PROBLEM STATEMENT >> Please report every line from the material that contains the word "seiner".

EXTRACTED ENTRIES >>
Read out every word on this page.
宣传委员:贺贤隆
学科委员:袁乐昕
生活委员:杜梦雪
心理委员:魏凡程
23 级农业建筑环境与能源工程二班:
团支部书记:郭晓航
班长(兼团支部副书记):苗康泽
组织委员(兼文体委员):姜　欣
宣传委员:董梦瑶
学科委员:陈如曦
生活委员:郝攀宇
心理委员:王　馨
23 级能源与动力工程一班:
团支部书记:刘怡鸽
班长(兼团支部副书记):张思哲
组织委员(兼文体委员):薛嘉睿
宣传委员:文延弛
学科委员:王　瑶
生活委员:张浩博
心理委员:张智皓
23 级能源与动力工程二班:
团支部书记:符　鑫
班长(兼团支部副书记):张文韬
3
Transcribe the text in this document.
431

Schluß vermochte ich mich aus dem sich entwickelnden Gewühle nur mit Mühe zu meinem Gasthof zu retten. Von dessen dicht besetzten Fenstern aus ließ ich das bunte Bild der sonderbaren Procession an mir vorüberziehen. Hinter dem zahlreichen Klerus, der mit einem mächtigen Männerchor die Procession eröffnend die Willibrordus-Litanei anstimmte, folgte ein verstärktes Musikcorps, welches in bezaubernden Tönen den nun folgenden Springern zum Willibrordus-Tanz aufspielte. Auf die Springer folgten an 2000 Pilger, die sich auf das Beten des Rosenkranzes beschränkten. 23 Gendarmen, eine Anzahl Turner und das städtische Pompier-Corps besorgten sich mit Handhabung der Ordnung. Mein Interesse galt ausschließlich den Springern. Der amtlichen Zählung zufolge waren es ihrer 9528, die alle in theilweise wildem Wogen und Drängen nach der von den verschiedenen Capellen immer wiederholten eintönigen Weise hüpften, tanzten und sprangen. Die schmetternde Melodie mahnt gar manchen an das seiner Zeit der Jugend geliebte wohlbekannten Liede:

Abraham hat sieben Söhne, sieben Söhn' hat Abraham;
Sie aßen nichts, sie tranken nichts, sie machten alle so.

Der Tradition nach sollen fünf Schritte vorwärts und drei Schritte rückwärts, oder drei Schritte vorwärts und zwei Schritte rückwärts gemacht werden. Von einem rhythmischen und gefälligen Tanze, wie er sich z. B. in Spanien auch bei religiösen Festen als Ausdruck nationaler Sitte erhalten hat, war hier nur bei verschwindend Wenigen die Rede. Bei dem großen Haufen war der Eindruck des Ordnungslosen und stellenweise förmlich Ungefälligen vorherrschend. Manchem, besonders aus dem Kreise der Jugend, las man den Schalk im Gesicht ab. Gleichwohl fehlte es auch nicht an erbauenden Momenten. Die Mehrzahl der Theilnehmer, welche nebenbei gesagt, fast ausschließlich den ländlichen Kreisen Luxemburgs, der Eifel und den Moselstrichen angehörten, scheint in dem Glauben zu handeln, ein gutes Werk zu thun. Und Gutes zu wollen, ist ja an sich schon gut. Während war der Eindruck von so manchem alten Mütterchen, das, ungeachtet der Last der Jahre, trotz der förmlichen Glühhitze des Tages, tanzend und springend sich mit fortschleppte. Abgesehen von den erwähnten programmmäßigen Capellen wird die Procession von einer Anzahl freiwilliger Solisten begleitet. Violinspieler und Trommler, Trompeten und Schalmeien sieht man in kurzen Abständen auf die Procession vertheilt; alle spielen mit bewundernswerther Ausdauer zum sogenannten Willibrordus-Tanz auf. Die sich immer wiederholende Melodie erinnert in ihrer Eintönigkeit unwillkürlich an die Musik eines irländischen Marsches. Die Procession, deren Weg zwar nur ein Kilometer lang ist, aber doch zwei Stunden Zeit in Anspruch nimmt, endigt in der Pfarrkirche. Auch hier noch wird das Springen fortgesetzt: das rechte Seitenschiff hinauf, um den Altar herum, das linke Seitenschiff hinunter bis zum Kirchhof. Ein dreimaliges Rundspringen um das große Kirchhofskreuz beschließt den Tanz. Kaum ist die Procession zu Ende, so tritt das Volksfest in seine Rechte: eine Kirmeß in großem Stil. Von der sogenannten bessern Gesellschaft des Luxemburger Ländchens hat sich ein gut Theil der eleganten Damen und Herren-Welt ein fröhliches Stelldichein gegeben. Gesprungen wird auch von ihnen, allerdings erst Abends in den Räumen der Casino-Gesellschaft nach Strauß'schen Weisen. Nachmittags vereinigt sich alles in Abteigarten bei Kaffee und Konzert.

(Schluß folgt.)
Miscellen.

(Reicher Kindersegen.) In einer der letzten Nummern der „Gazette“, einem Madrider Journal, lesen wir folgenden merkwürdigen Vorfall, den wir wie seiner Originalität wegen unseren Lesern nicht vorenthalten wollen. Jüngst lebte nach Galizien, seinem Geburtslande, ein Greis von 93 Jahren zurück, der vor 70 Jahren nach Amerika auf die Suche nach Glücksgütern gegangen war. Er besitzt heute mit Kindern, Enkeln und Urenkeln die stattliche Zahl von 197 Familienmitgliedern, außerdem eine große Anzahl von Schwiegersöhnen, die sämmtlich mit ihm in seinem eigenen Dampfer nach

FINISHED TASK >>
Schluß vermochte ich mich aus dem sich entwickelnden Gewühle nur mit Mühe zu meinem Gasthof zu retten. Von dessen dicht besetzten Fenstern aus ließ ich das bunte Bild der sonderbaren Procession an mir vorüberziehen. Hinter dem zahlreichen Klerus, der mit einem mächtigen Männerchor die Procession eröffnend die Willibrordus-Litanei anstimmte, folgte ein verstärktes Musikcorps, welches in bezaubernden Tönen den nun folgenden Springern zum Willibrordus-Tanz aufspielte. Auf die Springer folgten an 2000 Pilger, die sich auf das Beten des Rosenkranzes beschränkten. 23 Gendarmen, eine Anzahl Turner und das städtische Pompier-Corps besorgten sich mit Handhabung der Ordnung. Mein Interesse galt ausschließlich den Springern. Der amtlichen Zählung zufolge waren es ihrer 9528, die alle in theilweise wildem Wogen und Drängen nach der von den verschiedenen Capellen immer wiederholten eintönigen Weise hüpften, tanzten und sprangen. Die schmetternde Melodie mahnt gar manchen an das seiner Zeit der Jugend geliebte wohlbekannten Liede:
(Reicher Kindersegen.) In einer der letzten Nummern der „Gazette“, einem Madrider Journal, lesen wir folgenden merkwürdigen Vorfall, den wir wie seiner Originalität wegen unseren Lesern nicht vorenthalten wollen. Jüngst lebte nach Galizien, seinem Geburtslande, ein Greis von 93 Jahren zurück, der vor 70 Jahren nach Amerika auf die Suche nach Glücksgütern gegangen war. Er besitzt heute mit Kindern, Enkeln und Urenkeln die stattliche Zahl von 197 Familienmitgliedern, außerdem eine große Anzahl von Schwiegersöhnen, die sämmtlich mit ihm in seinem eigenen Dampfer nach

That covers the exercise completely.